— START Stored rows —

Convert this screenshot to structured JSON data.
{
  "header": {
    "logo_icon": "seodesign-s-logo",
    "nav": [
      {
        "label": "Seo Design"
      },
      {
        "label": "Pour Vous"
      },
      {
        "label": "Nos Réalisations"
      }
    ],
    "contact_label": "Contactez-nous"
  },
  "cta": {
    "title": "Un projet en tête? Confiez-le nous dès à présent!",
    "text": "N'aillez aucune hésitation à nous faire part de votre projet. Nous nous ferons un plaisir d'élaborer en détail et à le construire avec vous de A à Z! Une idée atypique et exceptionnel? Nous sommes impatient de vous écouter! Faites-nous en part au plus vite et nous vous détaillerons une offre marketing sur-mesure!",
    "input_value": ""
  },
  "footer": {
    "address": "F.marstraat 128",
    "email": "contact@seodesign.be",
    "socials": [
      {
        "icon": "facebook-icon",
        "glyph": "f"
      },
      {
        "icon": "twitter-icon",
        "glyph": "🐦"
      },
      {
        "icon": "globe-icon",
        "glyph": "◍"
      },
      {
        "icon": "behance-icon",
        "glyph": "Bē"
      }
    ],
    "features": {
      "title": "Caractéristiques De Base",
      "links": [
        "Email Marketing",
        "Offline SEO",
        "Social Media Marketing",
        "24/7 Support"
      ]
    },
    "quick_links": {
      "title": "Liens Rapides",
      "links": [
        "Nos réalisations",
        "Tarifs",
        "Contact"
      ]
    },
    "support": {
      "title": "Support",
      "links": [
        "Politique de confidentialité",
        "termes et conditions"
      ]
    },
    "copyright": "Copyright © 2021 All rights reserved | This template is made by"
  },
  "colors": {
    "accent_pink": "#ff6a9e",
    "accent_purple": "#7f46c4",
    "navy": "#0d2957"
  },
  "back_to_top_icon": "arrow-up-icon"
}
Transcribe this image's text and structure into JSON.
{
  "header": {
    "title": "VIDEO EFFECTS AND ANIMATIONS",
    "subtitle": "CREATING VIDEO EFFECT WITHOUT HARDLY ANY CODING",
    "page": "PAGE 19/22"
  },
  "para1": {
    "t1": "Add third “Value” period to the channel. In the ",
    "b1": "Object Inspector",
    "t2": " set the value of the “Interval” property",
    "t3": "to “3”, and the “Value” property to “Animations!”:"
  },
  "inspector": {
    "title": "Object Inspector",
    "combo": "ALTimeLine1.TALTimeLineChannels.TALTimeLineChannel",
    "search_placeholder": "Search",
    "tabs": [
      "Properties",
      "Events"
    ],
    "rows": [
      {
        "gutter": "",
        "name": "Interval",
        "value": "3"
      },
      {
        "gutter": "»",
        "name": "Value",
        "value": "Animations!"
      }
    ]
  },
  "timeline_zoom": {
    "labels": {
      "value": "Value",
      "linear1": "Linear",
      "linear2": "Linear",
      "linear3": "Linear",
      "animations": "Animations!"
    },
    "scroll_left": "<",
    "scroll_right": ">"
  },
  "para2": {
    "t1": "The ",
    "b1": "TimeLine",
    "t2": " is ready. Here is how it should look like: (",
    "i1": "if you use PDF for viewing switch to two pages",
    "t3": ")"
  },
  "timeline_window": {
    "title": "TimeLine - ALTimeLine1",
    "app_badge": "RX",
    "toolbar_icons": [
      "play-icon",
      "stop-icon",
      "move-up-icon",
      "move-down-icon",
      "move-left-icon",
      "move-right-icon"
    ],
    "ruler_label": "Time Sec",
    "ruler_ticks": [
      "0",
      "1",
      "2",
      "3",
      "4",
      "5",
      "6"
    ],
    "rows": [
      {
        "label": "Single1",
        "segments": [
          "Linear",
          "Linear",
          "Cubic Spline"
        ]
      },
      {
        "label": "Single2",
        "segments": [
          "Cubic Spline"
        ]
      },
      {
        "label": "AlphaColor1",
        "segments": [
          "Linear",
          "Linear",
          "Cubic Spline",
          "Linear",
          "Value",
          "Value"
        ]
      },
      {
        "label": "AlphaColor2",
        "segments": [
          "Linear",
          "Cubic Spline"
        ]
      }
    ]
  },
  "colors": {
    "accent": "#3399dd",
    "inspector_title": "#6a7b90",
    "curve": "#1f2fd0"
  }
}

— END Stored rows —

Find each line holding "VIDEO". Copy it out.

- Reply to the exercise:
    "title": "VIDEO EFFECTS AND ANIMATIONS",
    "subtitle": "CREATING VIDEO EFFECT WITHOUT HARDLY ANY CODING",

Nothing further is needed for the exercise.